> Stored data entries
========

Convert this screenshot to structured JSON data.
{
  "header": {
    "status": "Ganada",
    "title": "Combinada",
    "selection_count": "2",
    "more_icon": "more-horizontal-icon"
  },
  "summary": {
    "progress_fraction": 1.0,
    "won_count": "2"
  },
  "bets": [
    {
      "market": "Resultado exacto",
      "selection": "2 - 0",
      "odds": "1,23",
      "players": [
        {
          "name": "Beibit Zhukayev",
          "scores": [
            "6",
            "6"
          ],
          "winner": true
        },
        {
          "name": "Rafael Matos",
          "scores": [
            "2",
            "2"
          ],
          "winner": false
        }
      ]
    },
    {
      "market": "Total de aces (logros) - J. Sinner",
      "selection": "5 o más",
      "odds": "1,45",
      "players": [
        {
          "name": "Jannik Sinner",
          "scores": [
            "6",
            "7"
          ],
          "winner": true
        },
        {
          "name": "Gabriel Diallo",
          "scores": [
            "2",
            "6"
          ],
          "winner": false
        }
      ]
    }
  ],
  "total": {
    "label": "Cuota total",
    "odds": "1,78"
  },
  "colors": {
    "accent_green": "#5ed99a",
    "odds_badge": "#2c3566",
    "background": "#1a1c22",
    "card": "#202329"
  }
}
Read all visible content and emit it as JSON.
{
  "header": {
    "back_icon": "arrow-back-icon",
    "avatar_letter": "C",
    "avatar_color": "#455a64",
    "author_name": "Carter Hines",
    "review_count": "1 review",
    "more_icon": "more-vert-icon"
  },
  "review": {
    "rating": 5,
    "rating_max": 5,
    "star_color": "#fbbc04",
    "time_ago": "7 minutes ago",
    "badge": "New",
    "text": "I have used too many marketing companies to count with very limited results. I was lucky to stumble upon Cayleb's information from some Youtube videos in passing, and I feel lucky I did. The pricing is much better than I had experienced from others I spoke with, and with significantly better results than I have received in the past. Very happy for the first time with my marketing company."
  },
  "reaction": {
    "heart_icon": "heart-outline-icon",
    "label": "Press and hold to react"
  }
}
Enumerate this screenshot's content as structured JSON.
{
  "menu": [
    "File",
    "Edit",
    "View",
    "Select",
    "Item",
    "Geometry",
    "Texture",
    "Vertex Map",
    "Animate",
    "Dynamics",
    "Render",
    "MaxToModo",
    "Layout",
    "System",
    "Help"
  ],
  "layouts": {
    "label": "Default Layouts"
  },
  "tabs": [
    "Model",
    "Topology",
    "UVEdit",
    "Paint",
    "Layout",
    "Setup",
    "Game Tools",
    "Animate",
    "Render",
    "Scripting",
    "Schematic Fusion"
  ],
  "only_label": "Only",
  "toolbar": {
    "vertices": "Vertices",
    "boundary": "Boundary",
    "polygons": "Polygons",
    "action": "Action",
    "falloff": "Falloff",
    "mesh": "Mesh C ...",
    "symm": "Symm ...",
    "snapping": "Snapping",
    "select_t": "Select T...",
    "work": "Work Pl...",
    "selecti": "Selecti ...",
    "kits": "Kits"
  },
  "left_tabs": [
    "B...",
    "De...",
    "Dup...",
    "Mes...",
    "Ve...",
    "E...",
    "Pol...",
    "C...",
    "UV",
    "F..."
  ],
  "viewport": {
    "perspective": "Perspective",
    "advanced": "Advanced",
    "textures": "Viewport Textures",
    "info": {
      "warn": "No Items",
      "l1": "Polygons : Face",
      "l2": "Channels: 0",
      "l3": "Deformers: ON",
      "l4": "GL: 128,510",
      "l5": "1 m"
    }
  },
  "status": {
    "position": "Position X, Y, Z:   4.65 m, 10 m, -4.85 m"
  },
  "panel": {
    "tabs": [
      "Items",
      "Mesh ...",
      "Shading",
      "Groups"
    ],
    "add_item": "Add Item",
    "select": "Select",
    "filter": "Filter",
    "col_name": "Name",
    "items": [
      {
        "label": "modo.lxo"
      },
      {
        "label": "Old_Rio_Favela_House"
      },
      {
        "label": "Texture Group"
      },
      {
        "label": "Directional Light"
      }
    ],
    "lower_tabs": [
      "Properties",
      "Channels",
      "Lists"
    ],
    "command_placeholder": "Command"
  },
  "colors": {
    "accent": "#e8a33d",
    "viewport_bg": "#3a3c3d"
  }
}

========

> Short exercise
Repeat each entry word for word.

> Correct output
Convert this screenshot to structured JSON data.
{
  "header": {
    "status": "Ganada",
    "title": "Combinada",
    "selection_count": "2",
    "more_icon": "more-horizontal-icon"
  },
  "summary": {
    "progress_fraction": 1.0,
    "won_count": "2"
  },
  "bets": [
    {
      "market": "Resultado exacto",
      "selection": "2 - 0",
      "odds": "1,23",
      "players": [
        {
          "name": "Beibit Zhukayev",
          "scores": [
            "6",
            "6"
          ],
          "winner": true
        },
        {
          "name": "Rafael Matos",
          "scores": [
            "2",
            "2"
          ],
          "winner": false
        }
      ]
    },
    {
      "market": "Total de aces (logros) - J. Sinner",
      "selection": "5 o más",
      "odds": "1,45",
      "players": [
        {
          "name": "Jannik Sinner",
          "scores": [
            "6",
            "7"
          ],
          "winner": true
        },
        {
          "name": "Gabriel Diallo",
          "scores": [
            "2",
            "6"
          ],
          "winner": false
        }
      ]
    }
  ],
  "total": {
    "label": "Cuota total",
    "odds": "1,78"
  },
  "colors": {
    "accent_green": "#5ed99a",
    "odds_badge": "#2c3566",
    "background": "#1a1c22",
    "card": "#202329"
  }
}
Read all visible content and emit it as JSON.
{
  "header": {
    "back_icon": "arrow-back-icon",
    "avatar_letter": "C",
    "avatar_color": "#455a64",
    "author_name": "Carter Hines",
    "review_count": "1 review",
    "more_icon": "more-vert-icon"
  },
  "review": {
    "rating": 5,
    "rating_max": 5,
    "star_color": "#fbbc04",
    "time_ago": "7 minutes ago",
    "badge": "New",
    "text": "I have used too many marketing companies to count with very limited results. I was lucky to stumble upon Cayleb's information from some Youtube videos in passing, and I feel lucky I did. The pricing is much better than I had experienced from others I spoke with, and with significantly better results than I have received in the past. Very happy for the first time with my marketing company."
  },
  "reaction": {
    "heart_icon": "heart-outline-icon",
    "label": "Press and hold to react"
  }
}
Enumerate this screenshot's content as structured JSON.
{
  "menu": [
    "File",
    "Edit",
    "View",
    "Select",
    "Item",
    "Geometry",
    "Texture",
    "Vertex Map",
    "Animate",
    "Dynamics",
    "Render",
    "MaxToModo",
    "Layout",
    "System",
    "Help"
  ],
  "layouts": {
    "label": "Default Layouts"
  },
  "tabs": [
    "Model",
    "Topology",
    "UVEdit",
    "Paint",
    "Layout",
    "Setup",
    "Game Tools",
    "Animate",
    "Render",
    "Scripting",
    "Schematic Fusion"
  ],
  "only_label": "Only",
  "toolbar": {
    "vertices": "Vertices",
    "boundary": "Boundary",
    "polygons": "Polygons",
    "action": "Action",
    "falloff": "Falloff",
    "mesh": "Mesh C ...",
    "symm": "Symm ...",
    "snapping": "Snapping",
    "select_t": "Select T...",
    "work": "Work Pl...",
    "selecti": "Selecti ...",
    "kits": "Kits"
  },
  "left_tabs": [
    "B...",
    "De...",
    "Dup...",
    "Mes...",
    "Ve...",
    "E...",
    "Pol...",
    "C...",
    "UV",
    "F..."
  ],
  "viewport": {
    "perspective": "Perspective",
    "advanced": "Advanced",
    "textures": "Viewport Textures",
    "info": {
      "warn": "No Items",
      "l1": "Polygons : Face",
      "l2": "Channels: 0",
      "l3": "Deformers: ON",
      "l4": "GL: 128,510",
      "l5": "1 m"
    }
  },
  "status": {
    "position": "Position X, Y, Z:   4.65 m, 10 m, -4.85 m"
  },
  "panel": {
    "tabs": [
      "Items",
      "Mesh ...",
      "Shading",
      "Groups"
    ],
    "add_item": "Add Item",
    "select": "Select",
    "filter": "Filter",
    "col_name": "Name",
    "items": [
      {
        "label": "modo.lxo"
      },
      {
        "label": "Old_Rio_Favela_House"
      },
      {
        "label": "Texture Group"
      },
      {
        "label": "Directional Light"
      }
    ],
    "lower_tabs": [
      "Properties",
      "Channels",
      "Lists"
    ],
    "command_placeholder": "Command"
  },
  "colors": {
    "accent": "#e8a33d",
    "viewport_bg": "#3a3c3d"
  }
}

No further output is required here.